─── Records shown ───
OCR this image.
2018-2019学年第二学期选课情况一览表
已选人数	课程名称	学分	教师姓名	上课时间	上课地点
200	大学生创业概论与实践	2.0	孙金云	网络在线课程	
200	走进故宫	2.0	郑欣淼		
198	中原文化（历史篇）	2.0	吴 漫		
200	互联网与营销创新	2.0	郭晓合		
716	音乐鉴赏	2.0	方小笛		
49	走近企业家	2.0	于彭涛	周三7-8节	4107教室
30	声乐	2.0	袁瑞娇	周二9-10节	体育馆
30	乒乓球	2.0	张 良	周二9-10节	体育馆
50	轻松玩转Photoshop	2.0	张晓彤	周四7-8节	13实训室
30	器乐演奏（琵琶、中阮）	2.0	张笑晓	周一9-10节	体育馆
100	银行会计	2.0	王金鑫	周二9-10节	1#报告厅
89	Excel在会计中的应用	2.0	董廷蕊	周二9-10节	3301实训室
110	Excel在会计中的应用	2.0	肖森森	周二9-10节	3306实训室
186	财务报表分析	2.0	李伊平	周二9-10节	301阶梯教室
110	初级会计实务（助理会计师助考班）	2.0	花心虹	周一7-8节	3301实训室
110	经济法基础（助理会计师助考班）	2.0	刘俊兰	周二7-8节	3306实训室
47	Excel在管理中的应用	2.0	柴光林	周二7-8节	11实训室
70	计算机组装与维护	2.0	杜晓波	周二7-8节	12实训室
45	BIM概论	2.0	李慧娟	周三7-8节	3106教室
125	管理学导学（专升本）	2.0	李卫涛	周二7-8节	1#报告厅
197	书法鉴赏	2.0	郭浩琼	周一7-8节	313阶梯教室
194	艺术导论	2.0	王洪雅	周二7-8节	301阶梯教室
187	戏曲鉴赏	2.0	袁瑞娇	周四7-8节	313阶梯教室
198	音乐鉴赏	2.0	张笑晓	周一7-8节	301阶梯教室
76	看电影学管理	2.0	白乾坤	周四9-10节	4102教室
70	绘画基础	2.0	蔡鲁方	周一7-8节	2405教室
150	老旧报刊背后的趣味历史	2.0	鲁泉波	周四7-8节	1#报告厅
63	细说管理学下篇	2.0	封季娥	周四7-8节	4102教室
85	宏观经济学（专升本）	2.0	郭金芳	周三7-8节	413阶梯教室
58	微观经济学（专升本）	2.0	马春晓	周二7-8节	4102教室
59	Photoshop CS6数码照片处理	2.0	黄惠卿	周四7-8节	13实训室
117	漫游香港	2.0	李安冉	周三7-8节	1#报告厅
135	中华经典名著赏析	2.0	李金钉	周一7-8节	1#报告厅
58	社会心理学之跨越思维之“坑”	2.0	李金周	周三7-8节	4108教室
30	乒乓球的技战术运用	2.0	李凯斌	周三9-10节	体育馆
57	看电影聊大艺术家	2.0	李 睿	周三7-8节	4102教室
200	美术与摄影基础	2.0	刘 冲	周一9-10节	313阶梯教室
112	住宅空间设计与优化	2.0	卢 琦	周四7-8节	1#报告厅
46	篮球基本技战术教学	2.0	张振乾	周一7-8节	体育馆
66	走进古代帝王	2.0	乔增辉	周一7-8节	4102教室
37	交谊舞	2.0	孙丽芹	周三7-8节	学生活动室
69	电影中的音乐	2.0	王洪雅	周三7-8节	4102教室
───
Exercise instructions
From the records above, please extract every line and repeat it exactly.

Solution below
OCR this image.
2018-2019学年第二学期选课情况一览表
已选人数	课程名称	学分	教师姓名	上课时间	上课地点
200	大学生创业概论与实践	2.0	孙金云	网络在线课程	
200	走进故宫	2.0	郑欣淼		
198	中原文化（历史篇）	2.0	吴 漫		
200	互联网与营销创新	2.0	郭晓合		
716	音乐鉴赏	2.0	方小笛		
49	走近企业家	2.0	于彭涛	周三7-8节	4107教室
30	声乐	2.0	袁瑞娇	周二9-10节	体育馆
30	乒乓球	2.0	张 良	周二9-10节	体育馆
50	轻松玩转Photoshop	2.0	张晓彤	周四7-8节	13实训室
30	器乐演奏（琵琶、中阮）	2.0	张笑晓	周一9-10节	体育馆
100	银行会计	2.0	王金鑫	周二9-10节	1#报告厅
89	Excel在会计中的应用	2.0	董廷蕊	周二9-10节	3301实训室
110	Excel在会计中的应用	2.0	肖森森	周二9-10节	3306实训室
186	财务报表分析	2.0	李伊平	周二9-10节	301阶梯教室
110	初级会计实务（助理会计师助考班）	2.0	花心虹	周一7-8节	3301实训室
110	经济法基础（助理会计师助考班）	2.0	刘俊兰	周二7-8节	3306实训室
47	Excel在管理中的应用	2.0	柴光林	周二7-8节	11实训室
70	计算机组装与维护	2.0	杜晓波	周二7-8节	12实训室
45	BIM概论	2.0	李慧娟	周三7-8节	3106教室
125	管理学导学（专升本）	2.0	李卫涛	周二7-8节	1#报告厅
197	书法鉴赏	2.0	郭浩琼	周一7-8节	313阶梯教室
194	艺术导论	2.0	王洪雅	周二7-8节	301阶梯教室
187	戏曲鉴赏	2.0	袁瑞娇	周四7-8节	313阶梯教室
198	音乐鉴赏	2.0	张笑晓	周一7-8节	301阶梯教室
76	看电影学管理	2.0	白乾坤	周四9-10节	4102教室
70	绘画基础	2.0	蔡鲁方	周一7-8节	2405教室
150	老旧报刊背后的趣味历史	2.0	鲁泉波	周四7-8节	1#报告厅
63	细说管理学下篇	2.0	封季娥	周四7-8节	4102教室
85	宏观经济学（专升本）	2.0	郭金芳	周三7-8节	413阶梯教室
58	微观经济学（专升本）	2.0	马春晓	周二7-8节	4102教室
59	Photoshop CS6数码照片处理	2.0	黄惠卿	周四7-8节	13实训室
117	漫游香港	2.0	李安冉	周三7-8节	1#报告厅
135	中华经典名著赏析	2.0	李金钉	周一7-8节	1#报告厅
58	社会心理学之跨越思维之“坑”	2.0	李金周	周三7-8节	4108教室
30	乒乓球的技战术运用	2.0	李凯斌	周三9-10节	体育馆
57	看电影聊大艺术家	2.0	李 睿	周三7-8节	4102教室
200	美术与摄影基础	2.0	刘 冲	周一9-10节	313阶梯教室
112	住宅空间设计与优化	2.0	卢 琦	周四7-8节	1#报告厅
46	篮球基本技战术教学	2.0	张振乾	周一7-8节	体育馆
66	走进古代帝王	2.0	乔增辉	周一7-8节	4102教室
37	交谊舞	2.0	孙丽芹	周三7-8节	学生活动室
69	电影中的音乐	2.0	王洪雅	周三7-8节	4102教室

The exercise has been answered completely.